START AVAILABLE DATA

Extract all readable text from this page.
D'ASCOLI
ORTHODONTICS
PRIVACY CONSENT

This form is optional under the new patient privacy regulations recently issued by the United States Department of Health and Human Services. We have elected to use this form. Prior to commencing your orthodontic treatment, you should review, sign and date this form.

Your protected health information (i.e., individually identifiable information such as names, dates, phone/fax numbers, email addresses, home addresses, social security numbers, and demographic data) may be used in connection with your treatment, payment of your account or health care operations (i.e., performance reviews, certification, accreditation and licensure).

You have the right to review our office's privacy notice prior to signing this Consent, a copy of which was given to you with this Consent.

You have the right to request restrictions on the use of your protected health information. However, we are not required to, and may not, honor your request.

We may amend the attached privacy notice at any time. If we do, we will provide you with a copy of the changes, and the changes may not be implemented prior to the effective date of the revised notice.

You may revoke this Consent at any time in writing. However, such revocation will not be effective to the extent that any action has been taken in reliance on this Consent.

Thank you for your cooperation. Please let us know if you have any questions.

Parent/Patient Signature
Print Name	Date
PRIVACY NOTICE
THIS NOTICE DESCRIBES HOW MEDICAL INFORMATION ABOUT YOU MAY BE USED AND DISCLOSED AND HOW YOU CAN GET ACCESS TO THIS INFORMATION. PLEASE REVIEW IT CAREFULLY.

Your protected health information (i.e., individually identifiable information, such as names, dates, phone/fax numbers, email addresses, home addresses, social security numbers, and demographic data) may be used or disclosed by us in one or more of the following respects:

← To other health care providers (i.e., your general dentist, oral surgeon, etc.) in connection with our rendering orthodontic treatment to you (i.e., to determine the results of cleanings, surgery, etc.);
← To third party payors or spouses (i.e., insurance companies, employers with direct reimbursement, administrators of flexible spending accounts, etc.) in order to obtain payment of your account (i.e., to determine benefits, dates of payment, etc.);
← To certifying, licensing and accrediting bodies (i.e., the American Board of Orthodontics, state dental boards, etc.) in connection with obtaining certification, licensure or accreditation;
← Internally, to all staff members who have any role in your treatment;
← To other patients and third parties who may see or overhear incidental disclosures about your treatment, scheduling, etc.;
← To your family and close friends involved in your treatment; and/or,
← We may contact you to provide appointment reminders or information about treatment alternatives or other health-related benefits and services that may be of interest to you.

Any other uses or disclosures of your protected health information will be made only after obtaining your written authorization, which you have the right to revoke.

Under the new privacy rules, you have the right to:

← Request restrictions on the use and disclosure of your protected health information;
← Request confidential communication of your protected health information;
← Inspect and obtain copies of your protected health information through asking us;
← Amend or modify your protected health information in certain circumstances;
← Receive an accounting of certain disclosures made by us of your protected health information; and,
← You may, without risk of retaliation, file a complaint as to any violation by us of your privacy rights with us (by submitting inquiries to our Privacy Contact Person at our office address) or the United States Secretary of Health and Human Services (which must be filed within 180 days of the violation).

END AVAILABLE DATA
START AVAILABLE DATA

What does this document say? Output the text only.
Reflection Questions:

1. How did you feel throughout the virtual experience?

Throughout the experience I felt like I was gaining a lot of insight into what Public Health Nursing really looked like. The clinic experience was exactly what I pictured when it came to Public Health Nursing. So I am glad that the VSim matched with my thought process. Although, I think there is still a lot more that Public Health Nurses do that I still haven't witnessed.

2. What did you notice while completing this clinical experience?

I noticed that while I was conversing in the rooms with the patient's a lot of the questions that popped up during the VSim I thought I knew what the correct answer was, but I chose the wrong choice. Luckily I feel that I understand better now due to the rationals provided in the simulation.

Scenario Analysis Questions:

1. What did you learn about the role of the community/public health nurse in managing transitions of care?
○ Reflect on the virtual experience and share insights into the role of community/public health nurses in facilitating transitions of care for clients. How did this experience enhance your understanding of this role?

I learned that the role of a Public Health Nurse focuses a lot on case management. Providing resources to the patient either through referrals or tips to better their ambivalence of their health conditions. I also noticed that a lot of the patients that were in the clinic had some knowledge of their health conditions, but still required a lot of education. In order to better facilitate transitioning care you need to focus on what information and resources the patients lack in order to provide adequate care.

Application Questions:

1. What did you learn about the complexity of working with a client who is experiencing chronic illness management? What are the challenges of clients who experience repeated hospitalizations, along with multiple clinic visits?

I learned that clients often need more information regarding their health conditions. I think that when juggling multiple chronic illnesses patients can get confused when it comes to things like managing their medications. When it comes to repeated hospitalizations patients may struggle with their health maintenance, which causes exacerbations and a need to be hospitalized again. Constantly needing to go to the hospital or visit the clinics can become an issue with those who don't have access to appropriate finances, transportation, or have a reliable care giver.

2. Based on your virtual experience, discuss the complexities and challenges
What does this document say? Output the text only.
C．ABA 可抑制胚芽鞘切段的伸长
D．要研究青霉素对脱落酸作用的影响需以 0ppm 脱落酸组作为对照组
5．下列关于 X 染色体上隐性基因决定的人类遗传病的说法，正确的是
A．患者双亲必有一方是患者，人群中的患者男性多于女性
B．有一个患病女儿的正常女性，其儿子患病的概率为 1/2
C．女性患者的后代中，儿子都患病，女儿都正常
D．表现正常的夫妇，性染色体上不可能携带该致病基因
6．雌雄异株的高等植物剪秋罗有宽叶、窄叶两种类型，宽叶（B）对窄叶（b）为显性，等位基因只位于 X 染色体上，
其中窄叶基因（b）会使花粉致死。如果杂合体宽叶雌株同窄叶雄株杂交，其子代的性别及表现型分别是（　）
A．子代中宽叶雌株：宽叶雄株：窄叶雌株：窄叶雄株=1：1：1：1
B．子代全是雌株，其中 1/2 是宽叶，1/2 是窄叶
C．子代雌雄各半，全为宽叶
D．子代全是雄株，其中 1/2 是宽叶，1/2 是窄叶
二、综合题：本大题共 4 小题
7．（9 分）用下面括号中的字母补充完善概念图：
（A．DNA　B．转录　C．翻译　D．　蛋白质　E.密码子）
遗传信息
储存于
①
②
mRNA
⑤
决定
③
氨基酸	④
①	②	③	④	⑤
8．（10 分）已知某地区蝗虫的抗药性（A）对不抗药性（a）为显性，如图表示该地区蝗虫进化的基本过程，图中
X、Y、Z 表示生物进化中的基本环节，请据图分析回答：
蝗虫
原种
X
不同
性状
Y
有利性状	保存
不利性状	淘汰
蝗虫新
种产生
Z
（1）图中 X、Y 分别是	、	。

END AVAILABLE DATA
START AVAILABLE DATA

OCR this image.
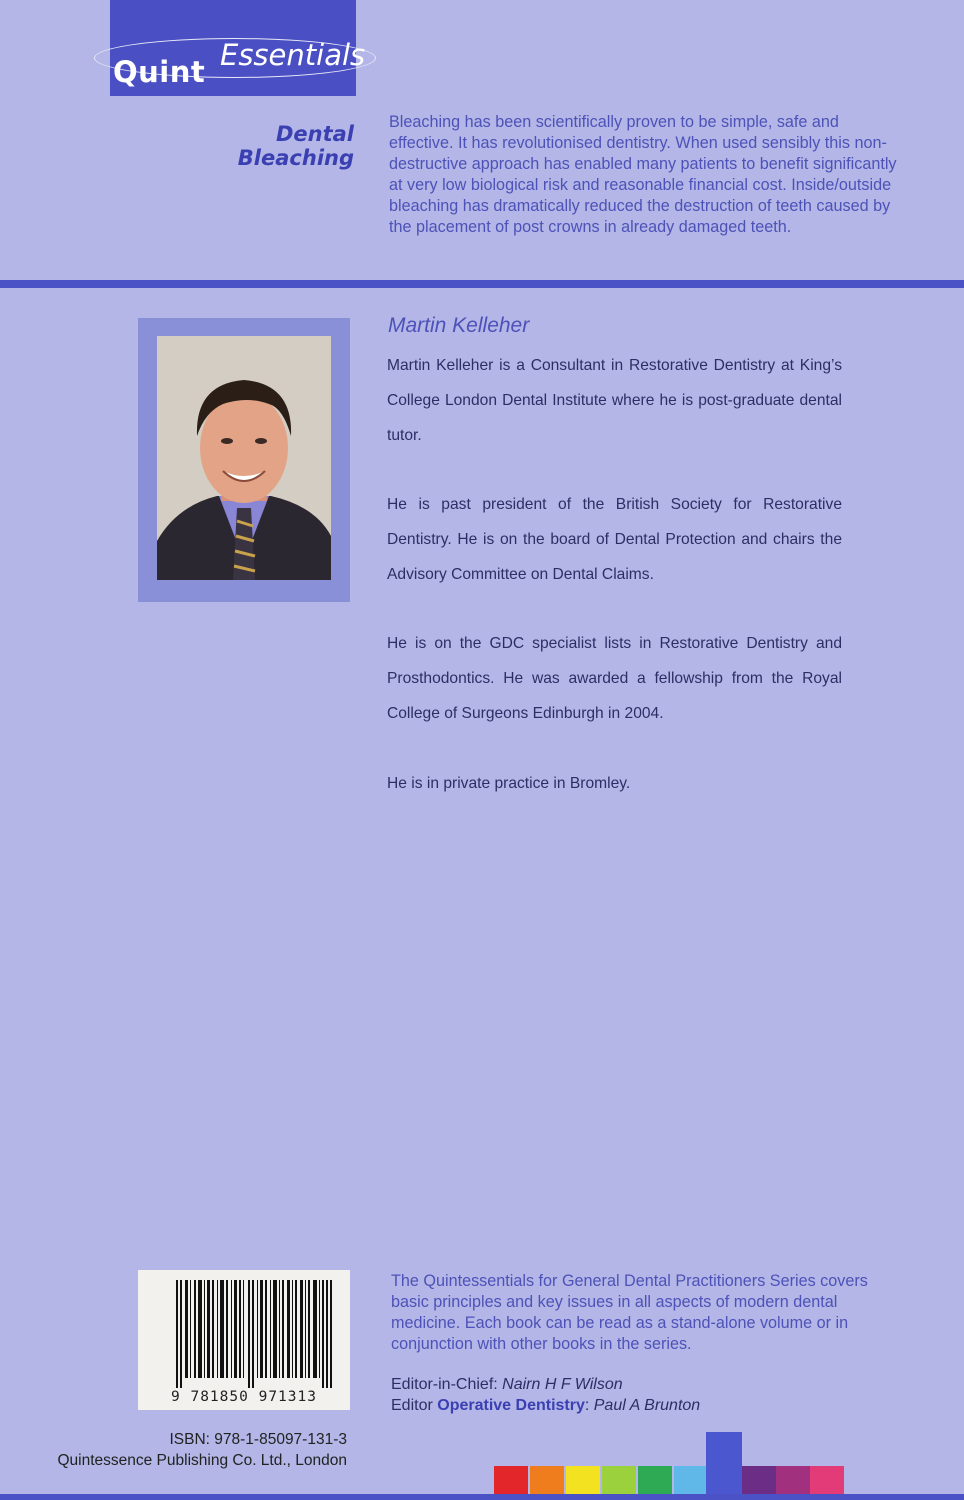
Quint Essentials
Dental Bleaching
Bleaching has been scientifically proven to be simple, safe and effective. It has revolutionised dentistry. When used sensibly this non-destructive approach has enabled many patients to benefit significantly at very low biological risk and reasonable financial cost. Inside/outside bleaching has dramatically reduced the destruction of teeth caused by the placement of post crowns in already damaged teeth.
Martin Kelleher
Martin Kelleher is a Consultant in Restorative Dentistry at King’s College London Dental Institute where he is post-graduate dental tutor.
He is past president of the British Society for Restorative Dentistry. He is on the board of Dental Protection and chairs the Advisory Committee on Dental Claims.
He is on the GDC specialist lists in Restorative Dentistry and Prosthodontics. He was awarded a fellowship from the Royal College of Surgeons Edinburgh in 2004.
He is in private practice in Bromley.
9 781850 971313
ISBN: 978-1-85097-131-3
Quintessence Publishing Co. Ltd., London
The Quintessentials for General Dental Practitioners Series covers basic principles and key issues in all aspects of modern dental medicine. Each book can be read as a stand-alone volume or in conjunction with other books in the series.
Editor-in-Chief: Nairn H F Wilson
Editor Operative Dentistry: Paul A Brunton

END AVAILABLE DATA

- TO DO:
Search the data for the word "challenges" and copy each line where it appears.

- OUTPUT FOR THIS TASK:
1. What did you learn about the complexity of working with a client who is experiencing chronic illness management? What are the challenges of clients who experience repeated hospitalizations, along with multiple clinic visits?
2. Based on your virtual experience, discuss the complexities and challenges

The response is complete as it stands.